>> START Data supplied

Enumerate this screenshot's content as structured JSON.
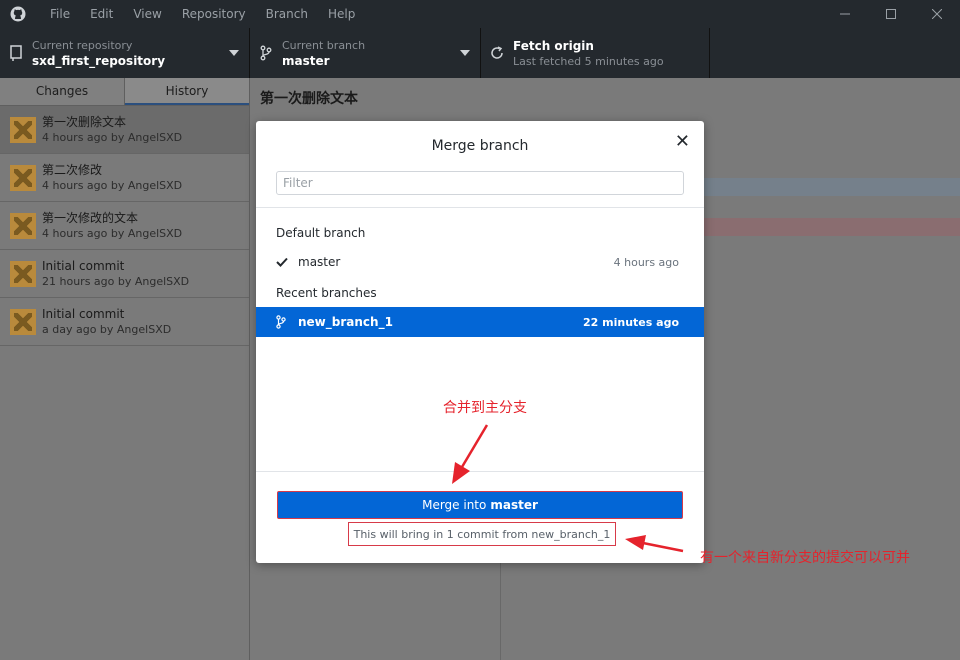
{
  "menu": [
    "File",
    "Edit",
    "View",
    "Repository",
    "Branch",
    "Help"
  ],
  "toolbar": {
    "repo_sub": "Current repository",
    "repo_name": "sxd_first_repository",
    "branch_sub": "Current branch",
    "branch_name": "master",
    "fetch_title": "Fetch origin",
    "fetch_sub": "Last fetched 5 minutes ago"
  },
  "sidebar": {
    "tabs": [
      "Changes",
      "History"
    ],
    "active_tab": "History",
    "commits": [
      {
        "title": "第一次删除文本",
        "meta": "4 hours ago by AngelSXD"
      },
      {
        "title": "第二次修改",
        "meta": "4 hours ago by AngelSXD"
      },
      {
        "title": "第一次修改的文本",
        "meta": "4 hours ago by AngelSXD"
      },
      {
        "title": "Initial commit",
        "meta": "21 hours ago by AngelSXD"
      },
      {
        "title": "Initial commit",
        "meta": "a day ago by AngelSXD"
      }
    ]
  },
  "main": {
    "commit_title": "第一次删除文本"
  },
  "modal": {
    "title": "Merge branch",
    "close_glyph": "✕",
    "filter_placeholder": "Filter",
    "default_section": "Default branch",
    "default_branch": {
      "name": "master",
      "time": "4 hours ago"
    },
    "recent_section": "Recent branches",
    "recent_branch": {
      "name": "new_branch_1",
      "time": "22 minutes ago"
    },
    "merge_prefix": "Merge into",
    "merge_target": "master",
    "info": "This will bring in 1 commit from new_branch_1"
  },
  "annotations": {
    "merge_note": "合并到主分支",
    "commit_note": "有一个来自新分支的提交可以可并"
  },
  "colors": {
    "accent": "#0366d6",
    "annotation": "#e5232c",
    "titlebar": "#24292e"
  }
}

>> END Data supplied

From the records, copy every line that has the string "Current" in it.

    "repo_sub": "Current repository",
    "branch_sub": "Current branch",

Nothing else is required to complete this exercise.